DOCUMENT:
Showing posts with label Edith Fellows. Show all posts
Showing posts with label Edith Fellows. Show all posts

Thursday, April 25, 2019

BING IN HOLLYWOOD: PENNIES FROM HEAVEN - PART TWO

The big draw of the film was the music. The entire score was written by the great team of Arthur Johnston and Johnny Burke, who wrote many of Bing’s mid 1930s films. The title song “Pennies From Heaven” was nominated for an Oscar for best song, but it lost out to Jerome Kern’s “The Way You Look Tonight” from the Fred Astaire and Ginger Roger’s film Swing Time. The July 24, 1936, recording by Bing Crosby on Decca Records topped the charts of the day for ten weeks in 1936 and was inducted into the Grammy Hall of Fame in 2004. Bing Crosby also recorded the song in a performance with Louis Armstrong and Frances Langford with Jimmy Dorsey and his Orchestra on Decca and issued as a 12" 78rpm recording.

Crosby recorded the song again for his 1954 album Bing: A Musical Autobiography. The other songs fit well into the Bing mold of songs with the optimistic “One Two Button Your Shoe” and the romantic ballads: “So Do I” and “Let’s Call A Heart A Heart”. Next to the title song, my favorite number from the film was the Louis Armstrong solo “Skeletons In The Closet”. Do yourself a favor and listen to Armstrong’s Decca recording of the song. It is pure audio gold!


Looking back at the reviews from 1936, I am surprised they were not more positive. Variety wrote: 
"Pennies from Heaven may qualify as a fair grosser because of Crosby’s name, but basically it’s a weak picture with a story that has little movement and only a scattered few mild giggles. It’s spread pretty thin over 80 minutes, despite a good tuneful score which should be no handicap… Film won’t advance Crosby although Crosby may overcome its faults to some extent. Best individual impression is by Louis Armstrong, Negro cornetist and hi-de-ho expert. Not as an eccentric musician, but as a Negro comedian he suggests possibilities. He toots his solo horn to a nice individual score, plus his band chores. Crosby has a couple of songs that will be reprised into fair popularity..."

STATED PROBLEM 1: Summarize the post on Pennies From Heaven in two sentences.
STATED PROBLEM 2: Reproduce the stretch of the post from "Crosby recorded the" through "pure audio gold!", swapping "optimistic" for "upbeat".

Annotated element listings:
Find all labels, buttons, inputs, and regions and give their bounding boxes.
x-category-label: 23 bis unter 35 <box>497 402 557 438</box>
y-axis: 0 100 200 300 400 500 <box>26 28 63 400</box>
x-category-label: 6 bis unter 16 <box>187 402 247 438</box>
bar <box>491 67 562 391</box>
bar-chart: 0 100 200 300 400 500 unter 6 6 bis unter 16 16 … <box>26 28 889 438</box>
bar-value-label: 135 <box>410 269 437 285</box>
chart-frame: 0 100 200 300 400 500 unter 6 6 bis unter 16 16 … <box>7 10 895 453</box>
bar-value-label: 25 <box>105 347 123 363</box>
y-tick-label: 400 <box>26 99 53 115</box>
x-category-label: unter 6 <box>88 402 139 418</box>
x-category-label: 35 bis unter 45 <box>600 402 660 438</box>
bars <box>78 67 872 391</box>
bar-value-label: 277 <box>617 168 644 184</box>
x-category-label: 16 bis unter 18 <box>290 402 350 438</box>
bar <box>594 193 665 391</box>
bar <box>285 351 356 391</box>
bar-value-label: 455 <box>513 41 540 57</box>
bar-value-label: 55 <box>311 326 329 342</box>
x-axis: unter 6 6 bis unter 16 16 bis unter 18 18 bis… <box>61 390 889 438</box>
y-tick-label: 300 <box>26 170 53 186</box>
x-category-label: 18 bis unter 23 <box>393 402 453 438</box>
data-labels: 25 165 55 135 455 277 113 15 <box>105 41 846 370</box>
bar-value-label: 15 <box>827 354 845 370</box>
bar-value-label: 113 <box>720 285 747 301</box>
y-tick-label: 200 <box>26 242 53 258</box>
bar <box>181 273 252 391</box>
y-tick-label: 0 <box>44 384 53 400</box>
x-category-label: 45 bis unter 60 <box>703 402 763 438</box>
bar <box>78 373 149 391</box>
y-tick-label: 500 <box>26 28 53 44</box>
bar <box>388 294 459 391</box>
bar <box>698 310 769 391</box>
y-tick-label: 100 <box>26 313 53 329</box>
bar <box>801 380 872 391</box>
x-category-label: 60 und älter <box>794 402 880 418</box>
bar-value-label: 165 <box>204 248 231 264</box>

TASK RESPONSE 1: The post says the music was the film's main appeal: Arthur Johnston and Johnny Burke wrote the score, the title song was nominated for an Oscar, and Bing Crosby's 1936 Decca recording of it topped the charts for ten weeks. It also singles out Louis Armstrong's "Skeletons In The Closet" as a favorite number and notes that the 1936 reviews, such as Variety's, were less positive than the writer expected.

TASK RESPONSE 2:
Crosby recorded the song again for his 1954 album Bing: A Musical Autobiography. The other songs fit well into the Bing mold of songs with the upbeat “One Two Button Your Shoe” and the romantic ballads: “So Do I” and “Let’s Call A Heart A Heart”. Next to the title song, my favorite number from the film was the Louis Armstrong solo “Skeletons In The Closet”. Do yourself a favor and listen to Armstrong’s Decca recording of the song. It is pure audio gold!